[What the task asks] Please say whether each statement below agrees with the passage about Dad's Army, answering yes or no and quoting the deciding words from the passage. (a) The writer says few Americans have heard of Dad's Army. (b) The Home Guard was made up of men of regular enlistment age. (c) Dad's Army takes third place in the countdown.

[Passage shown]
Archive for the 'Lists' Category

Five, four

Continuing my countdown of the Top Ten TV shows ever made.

5: Dad’s Army

I have come to the conclusion that Dwayne is a witch. Or possibly a warlock. How else can you explain his uncanny ability to predict that Dad’s Army would make an appearance in my Top Ten TV list? I suggest we burn him at the stake immediately.

Few Americans have even heard of Dad’s Army. Yet most have had regular exposure to Benny Hill and Are You Being Served. For this reason alone I am surprised we have not yet been the subject of a US retaliatory strike. Although I suppose you did send us America’s Next Top Model (which as far as I’m aware is actually against the Geneva Convention)

In a nutshell, Dad’s Arm follows the exploits of a group of Home Guard, a volunteer force in the Second World War who were either too old or too young for enlistment in the regular army, but undertook training in order to assist in repelling invasion (which at times was an extremely real threat).

The show, made in the 1970’s, the very definition of an ensemble comedy. Its wonderful characters are still beloved by the nation thirty years after the last program was made. Captain Mainwaring, Sergeant Wilson, Lance-Corporal Jones, and Privates Walker, Pike, Frazer and Godfrey. Each one was fantastically drawn and masterfully portrayed by a cast of A-list veteran actors.

[Items]
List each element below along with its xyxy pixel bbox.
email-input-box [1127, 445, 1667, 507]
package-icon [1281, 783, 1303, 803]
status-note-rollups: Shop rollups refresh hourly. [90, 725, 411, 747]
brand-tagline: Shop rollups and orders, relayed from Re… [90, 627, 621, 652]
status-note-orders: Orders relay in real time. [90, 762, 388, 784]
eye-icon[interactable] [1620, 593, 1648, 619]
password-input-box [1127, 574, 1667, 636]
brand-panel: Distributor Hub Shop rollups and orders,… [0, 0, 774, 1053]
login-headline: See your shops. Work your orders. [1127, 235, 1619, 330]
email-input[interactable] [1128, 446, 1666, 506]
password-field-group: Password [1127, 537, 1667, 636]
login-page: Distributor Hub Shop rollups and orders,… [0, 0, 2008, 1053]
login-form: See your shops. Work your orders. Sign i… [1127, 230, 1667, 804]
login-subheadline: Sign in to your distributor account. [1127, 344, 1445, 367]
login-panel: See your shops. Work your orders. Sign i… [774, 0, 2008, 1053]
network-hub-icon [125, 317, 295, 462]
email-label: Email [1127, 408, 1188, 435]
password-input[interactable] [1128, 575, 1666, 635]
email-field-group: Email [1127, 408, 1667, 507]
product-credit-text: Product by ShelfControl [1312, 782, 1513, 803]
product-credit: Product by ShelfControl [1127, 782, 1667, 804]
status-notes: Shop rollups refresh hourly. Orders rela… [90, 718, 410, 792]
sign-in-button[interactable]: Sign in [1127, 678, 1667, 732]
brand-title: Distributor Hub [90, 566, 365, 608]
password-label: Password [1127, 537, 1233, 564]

[Response below]
(a) Yes: "Few Americans have even heard of Dad’s Army."
(b) No: "who were either too old or too young for enlistment in the regular army"
(c) No: "5: Dad’s Army"